● What is needed: Retype the listing that follows, word for word.

** begin **

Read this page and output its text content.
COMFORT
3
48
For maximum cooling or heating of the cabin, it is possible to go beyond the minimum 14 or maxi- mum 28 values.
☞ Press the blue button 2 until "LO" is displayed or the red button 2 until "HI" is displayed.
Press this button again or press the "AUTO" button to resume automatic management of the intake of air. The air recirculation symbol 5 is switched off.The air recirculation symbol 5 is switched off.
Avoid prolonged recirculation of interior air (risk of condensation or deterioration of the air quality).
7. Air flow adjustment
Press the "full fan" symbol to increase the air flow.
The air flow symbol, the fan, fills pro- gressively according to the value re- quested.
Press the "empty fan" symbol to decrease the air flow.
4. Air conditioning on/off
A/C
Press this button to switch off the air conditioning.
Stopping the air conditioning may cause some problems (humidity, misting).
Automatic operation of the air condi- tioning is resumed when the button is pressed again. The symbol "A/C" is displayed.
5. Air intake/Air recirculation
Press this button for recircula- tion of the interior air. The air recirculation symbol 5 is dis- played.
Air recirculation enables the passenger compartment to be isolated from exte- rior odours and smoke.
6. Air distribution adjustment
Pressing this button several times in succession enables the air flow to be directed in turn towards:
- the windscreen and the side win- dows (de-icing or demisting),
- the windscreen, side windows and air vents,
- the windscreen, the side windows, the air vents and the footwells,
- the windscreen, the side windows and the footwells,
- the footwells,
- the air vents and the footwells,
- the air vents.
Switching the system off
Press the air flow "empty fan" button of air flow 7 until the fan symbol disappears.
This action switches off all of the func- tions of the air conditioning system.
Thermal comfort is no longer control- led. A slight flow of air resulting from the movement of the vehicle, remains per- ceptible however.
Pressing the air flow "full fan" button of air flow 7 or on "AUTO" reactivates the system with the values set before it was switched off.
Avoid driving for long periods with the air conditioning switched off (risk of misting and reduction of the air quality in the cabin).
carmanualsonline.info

** end **

● Worked solution:
Read this page and output its text content.
COMFORT
3
48
For maximum cooling or heating of the cabin, it is possible to go beyond the minimum 14 or maxi- mum 28 values.
☞ Press the blue button 2 until "LO" is displayed or the red button 2 until "HI" is displayed.
Press this button again or press the "AUTO" button to resume automatic management of the intake of air. The air recirculation symbol 5 is switched off.The air recirculation symbol 5 is switched off.
Avoid prolonged recirculation of interior air (risk of condensation or deterioration of the air quality).
7. Air flow adjustment
Press the "full fan" symbol to increase the air flow.
The air flow symbol, the fan, fills pro- gressively according to the value re- quested.
Press the "empty fan" symbol to decrease the air flow.
4. Air conditioning on/off
A/C
Press this button to switch off the air conditioning.
Stopping the air conditioning may cause some problems (humidity, misting).
Automatic operation of the air condi- tioning is resumed when the button is pressed again. The symbol "A/C" is displayed.
5. Air intake/Air recirculation
Press this button for recircula- tion of the interior air. The air recirculation symbol 5 is dis- played.
Air recirculation enables the passenger compartment to be isolated from exte- rior odours and smoke.
6. Air distribution adjustment
Pressing this button several times in succession enables the air flow to be directed in turn towards:
- the windscreen and the side win- dows (de-icing or demisting),
- the windscreen, side windows and air vents,
- the windscreen, the side windows, the air vents and the footwells,
- the windscreen, the side windows and the footwells,
- the footwells,
- the air vents and the footwells,
- the air vents.
Switching the system off
Press the air flow "empty fan" button of air flow 7 until the fan symbol disappears.
This action switches off all of the func- tions of the air conditioning system.
Thermal comfort is no longer control- led. A slight flow of air resulting from the movement of the vehicle, remains per- ceptible however.
Pressing the air flow "full fan" button of air flow 7 or on "AUTO" reactivates the system with the values set before it was switched off.
Avoid driving for long periods with the air conditioning switched off (risk of misting and reduction of the air quality in the cabin).
carmanualsonline.info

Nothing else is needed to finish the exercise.